● Required work
Output each entry verbatim and exclude every picture from it.

● Data provided
***

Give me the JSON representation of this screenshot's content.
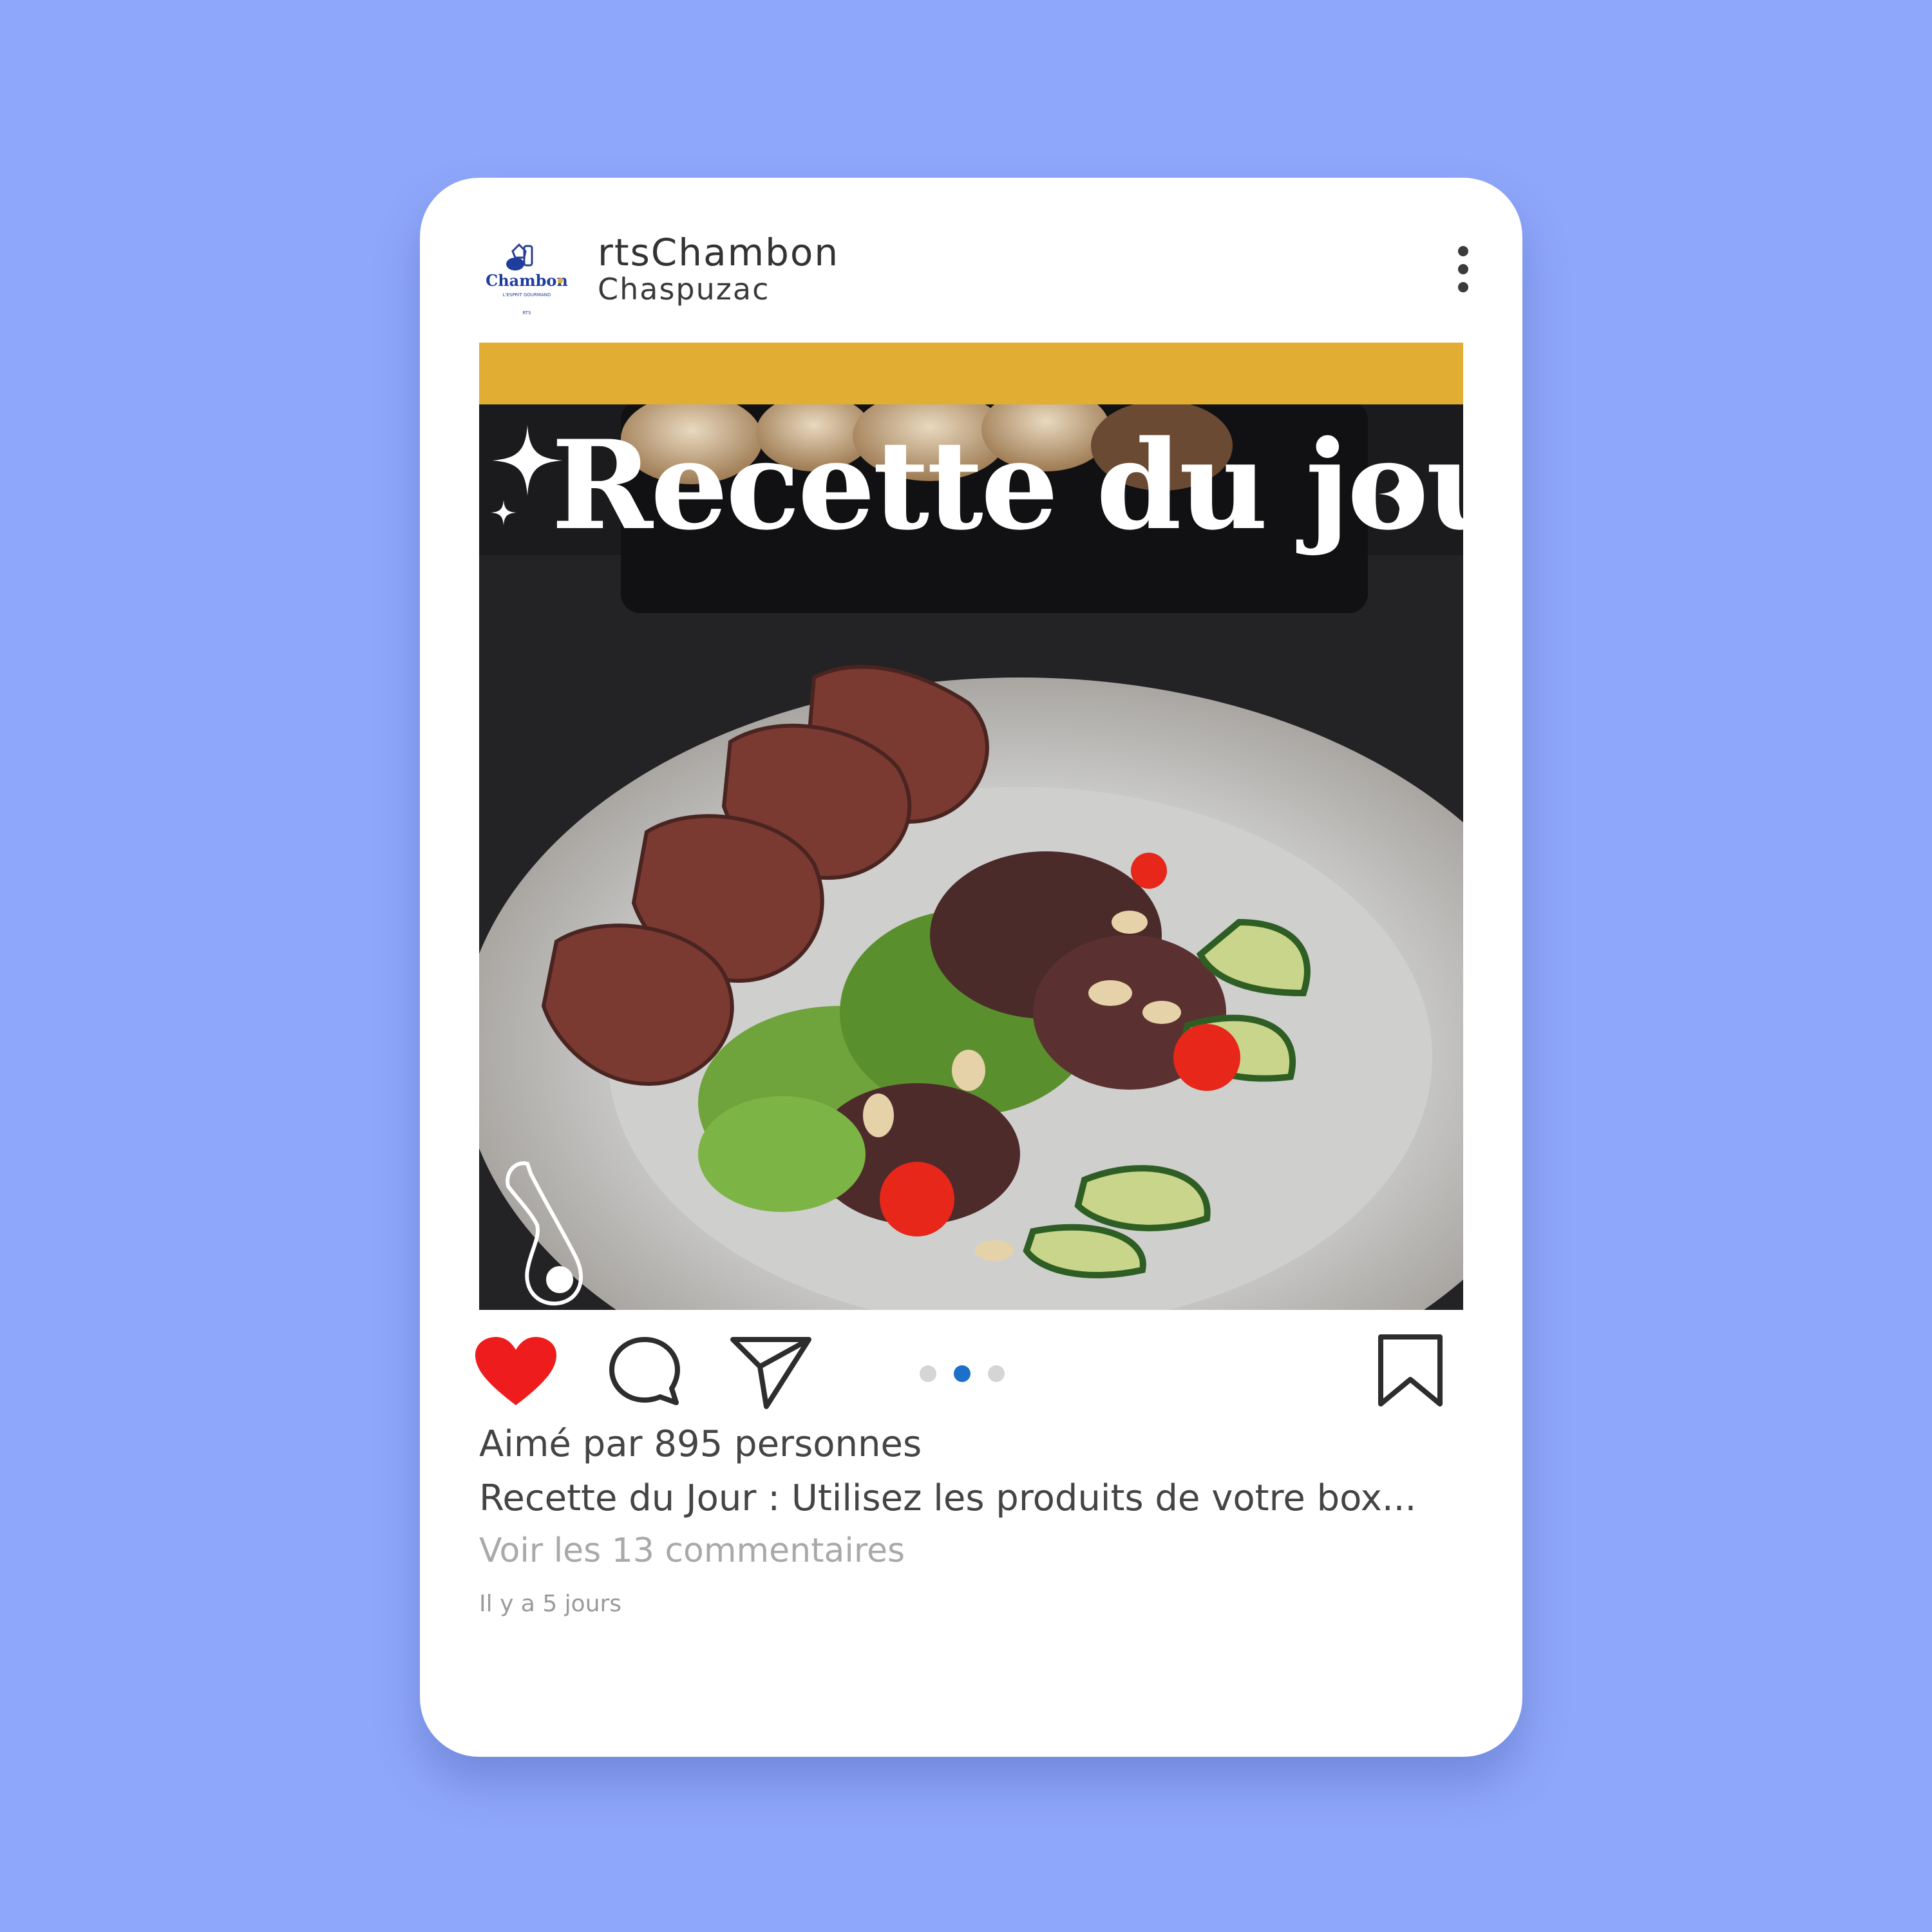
{
  "post": {
    "username": "rtsChambon",
    "location": "Chaspuzac",
    "avatar_logo_text": "Chambon",
    "avatar_tagline": "L'ESPRIT GOURMAND",
    "avatar_subtext": "RTS",
    "image_overlay_title": "Recette du jour",
    "banner_color": "#e1ae33",
    "carousel": {
      "count": 3,
      "active_index": 1
    },
    "likes_text": "Aimé par 895 personnes",
    "caption_text": "Recette du Jour : Utilisez les produits de votre box...",
    "comments_link": "Voir les 13 commentaires",
    "time_text": "Il y a 5 jours",
    "liked": true
  },
  "icons": {
    "more": "more-vertical-icon",
    "like": "heart-icon",
    "comment": "comment-icon",
    "share": "send-icon",
    "save": "bookmark-icon",
    "watermark": "ham-leg-icon"
  },
  "colors": {
    "background": "#8fa7fa",
    "heart": "#ee1c1c",
    "dot_active": "#1e6fc7",
    "dot_inactive": "#d5d5d5"
  }
}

***

● Completed exercise
Give me the JSON representation of this screenshot's content.
{
  "post": {
    "username": "rtsChambon",
    "location": "Chaspuzac",
    "avatar_logo_text": "Chambon",
    "avatar_tagline": "L'ESPRIT GOURMAND",
    "avatar_subtext": "RTS",
    "image_overlay_title": "Recette du jour",
    "banner_color": "#e1ae33",
    "carousel": {
      "count": 3,
      "active_index": 1
    },
    "likes_text": "Aimé par 895 personnes",
    "caption_text": "Recette du Jour : Utilisez les produits de votre box...",
    "comments_link": "Voir les 13 commentaires",
    "time_text": "Il y a 5 jours",
    "liked": true
  },
  "icons": {
    "more": "more-vertical-icon",
    "like": "heart-icon",
    "comment": "comment-icon",
    "share": "send-icon",
    "save": "bookmark-icon",
    "watermark": "ham-leg-icon"
  },
  "colors": {
    "background": "#8fa7fa",
    "heart": "#ee1c1c",
    "dot_active": "#1e6fc7",
    "dot_inactive": "#d5d5d5"
  }
}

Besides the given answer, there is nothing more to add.